• BRIEF:
Extract every line that contains the string "Moll".

Collection entries

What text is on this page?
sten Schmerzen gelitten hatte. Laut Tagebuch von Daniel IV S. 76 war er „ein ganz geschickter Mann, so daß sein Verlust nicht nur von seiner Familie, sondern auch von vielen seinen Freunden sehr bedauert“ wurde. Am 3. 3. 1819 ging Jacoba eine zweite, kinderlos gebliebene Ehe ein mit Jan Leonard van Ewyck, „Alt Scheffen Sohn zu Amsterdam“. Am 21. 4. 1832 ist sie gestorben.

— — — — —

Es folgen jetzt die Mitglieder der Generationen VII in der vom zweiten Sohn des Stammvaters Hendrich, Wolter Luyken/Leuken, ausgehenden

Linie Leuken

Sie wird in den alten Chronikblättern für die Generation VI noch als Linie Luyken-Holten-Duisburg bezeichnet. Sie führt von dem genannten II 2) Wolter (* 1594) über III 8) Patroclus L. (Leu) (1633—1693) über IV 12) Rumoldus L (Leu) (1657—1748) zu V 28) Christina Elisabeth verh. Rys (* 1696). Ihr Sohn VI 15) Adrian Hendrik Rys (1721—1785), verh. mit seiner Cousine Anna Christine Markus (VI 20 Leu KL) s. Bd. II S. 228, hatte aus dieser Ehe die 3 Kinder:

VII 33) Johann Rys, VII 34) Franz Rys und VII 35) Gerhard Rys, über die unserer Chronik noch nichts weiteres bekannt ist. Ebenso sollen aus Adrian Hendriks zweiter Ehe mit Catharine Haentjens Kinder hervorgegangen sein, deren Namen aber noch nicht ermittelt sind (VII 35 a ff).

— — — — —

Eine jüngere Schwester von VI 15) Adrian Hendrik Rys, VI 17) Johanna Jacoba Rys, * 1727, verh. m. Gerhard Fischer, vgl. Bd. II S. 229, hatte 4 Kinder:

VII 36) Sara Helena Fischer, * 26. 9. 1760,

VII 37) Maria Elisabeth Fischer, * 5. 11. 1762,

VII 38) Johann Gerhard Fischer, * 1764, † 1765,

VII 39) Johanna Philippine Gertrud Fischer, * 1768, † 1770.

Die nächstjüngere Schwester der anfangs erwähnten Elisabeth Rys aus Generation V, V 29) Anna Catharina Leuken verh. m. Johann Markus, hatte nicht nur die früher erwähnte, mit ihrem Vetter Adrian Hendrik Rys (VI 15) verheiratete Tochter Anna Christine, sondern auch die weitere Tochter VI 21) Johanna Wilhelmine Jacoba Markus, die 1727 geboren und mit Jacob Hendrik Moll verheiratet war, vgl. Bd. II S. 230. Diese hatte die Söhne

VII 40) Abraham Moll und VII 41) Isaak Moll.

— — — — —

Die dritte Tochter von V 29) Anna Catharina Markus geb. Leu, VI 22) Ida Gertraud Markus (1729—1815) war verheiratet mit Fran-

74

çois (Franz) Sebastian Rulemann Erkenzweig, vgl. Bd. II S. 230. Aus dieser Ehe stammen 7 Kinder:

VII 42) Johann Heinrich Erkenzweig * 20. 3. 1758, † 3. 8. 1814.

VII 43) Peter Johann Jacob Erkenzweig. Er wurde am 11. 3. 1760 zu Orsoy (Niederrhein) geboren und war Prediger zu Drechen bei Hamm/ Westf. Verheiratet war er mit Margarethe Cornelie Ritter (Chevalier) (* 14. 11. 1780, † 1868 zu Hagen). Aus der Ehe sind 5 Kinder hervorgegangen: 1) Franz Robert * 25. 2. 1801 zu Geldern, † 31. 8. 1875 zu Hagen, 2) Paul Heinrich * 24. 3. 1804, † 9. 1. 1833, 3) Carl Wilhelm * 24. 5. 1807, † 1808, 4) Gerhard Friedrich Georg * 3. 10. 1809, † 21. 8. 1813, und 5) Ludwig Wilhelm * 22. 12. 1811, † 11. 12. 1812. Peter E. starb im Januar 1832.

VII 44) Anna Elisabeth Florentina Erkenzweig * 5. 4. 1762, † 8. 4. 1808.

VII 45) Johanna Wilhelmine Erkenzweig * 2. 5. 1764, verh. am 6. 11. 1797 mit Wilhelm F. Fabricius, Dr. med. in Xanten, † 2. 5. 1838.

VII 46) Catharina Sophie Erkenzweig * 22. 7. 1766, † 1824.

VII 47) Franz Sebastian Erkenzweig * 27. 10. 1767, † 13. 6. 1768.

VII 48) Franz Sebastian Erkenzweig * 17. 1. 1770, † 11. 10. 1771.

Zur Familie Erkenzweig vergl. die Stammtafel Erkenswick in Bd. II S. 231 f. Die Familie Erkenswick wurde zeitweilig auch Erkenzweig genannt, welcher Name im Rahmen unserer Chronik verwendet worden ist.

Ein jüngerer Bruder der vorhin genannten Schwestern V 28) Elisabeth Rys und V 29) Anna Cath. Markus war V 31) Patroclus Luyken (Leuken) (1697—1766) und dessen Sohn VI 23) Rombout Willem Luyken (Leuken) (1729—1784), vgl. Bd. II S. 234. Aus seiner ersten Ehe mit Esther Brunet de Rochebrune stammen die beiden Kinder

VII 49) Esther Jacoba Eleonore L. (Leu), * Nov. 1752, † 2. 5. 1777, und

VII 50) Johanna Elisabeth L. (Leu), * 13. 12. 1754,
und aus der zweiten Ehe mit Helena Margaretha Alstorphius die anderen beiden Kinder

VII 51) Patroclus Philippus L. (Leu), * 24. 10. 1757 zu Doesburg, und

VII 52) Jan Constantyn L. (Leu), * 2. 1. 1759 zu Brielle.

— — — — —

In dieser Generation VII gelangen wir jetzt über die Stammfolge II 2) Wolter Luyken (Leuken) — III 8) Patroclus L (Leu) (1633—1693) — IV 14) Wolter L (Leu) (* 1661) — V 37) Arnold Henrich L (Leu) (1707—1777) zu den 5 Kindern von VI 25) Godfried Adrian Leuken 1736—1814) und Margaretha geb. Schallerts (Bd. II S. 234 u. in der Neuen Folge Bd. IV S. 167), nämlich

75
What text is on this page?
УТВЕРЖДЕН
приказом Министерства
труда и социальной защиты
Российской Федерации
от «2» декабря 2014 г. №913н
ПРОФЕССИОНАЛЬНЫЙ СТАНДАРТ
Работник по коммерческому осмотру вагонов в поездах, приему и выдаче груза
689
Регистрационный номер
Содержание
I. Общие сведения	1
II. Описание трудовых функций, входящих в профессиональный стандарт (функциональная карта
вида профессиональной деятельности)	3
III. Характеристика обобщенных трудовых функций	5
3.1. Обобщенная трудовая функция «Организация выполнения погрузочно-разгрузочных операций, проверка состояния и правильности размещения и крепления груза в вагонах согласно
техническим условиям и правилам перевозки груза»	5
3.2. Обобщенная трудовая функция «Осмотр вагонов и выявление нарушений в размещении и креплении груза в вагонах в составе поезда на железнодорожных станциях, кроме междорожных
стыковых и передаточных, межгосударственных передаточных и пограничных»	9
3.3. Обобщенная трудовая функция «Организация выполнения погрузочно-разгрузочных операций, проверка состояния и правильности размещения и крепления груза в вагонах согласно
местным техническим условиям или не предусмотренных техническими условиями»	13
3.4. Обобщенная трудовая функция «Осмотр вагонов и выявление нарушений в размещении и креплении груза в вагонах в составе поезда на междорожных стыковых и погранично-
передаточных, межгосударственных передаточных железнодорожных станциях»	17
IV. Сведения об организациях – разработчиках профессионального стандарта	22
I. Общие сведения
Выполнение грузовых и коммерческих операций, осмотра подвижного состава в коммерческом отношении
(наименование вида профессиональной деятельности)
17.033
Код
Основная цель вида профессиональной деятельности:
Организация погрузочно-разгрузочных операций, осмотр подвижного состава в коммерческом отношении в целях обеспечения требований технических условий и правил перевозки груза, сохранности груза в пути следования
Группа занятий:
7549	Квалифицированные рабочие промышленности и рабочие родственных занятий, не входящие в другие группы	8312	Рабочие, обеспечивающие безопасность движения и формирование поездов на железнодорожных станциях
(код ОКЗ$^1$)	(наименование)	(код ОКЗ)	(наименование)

• SOLUTION TO THIS PROBLEM:
Die nächstjüngere Schwester der anfangs erwähnten Elisabeth Rys aus Generation V, V 29) Anna Catharina Leuken verh. m. Johann Markus, hatte nicht nur die früher erwähnte, mit ihrem Vetter Adrian Hendrik Rys (VI 15) verheiratete Tochter Anna Christine, sondern auch die weitere Tochter VI 21) Johanna Wilhelmine Jacoba Markus, die 1727 geboren und mit Jacob Hendrik Moll verheiratet war, vgl. Bd. II S. 230. Diese hatte die Söhne
VII 40) Abraham Moll und VII 41) Isaak Moll.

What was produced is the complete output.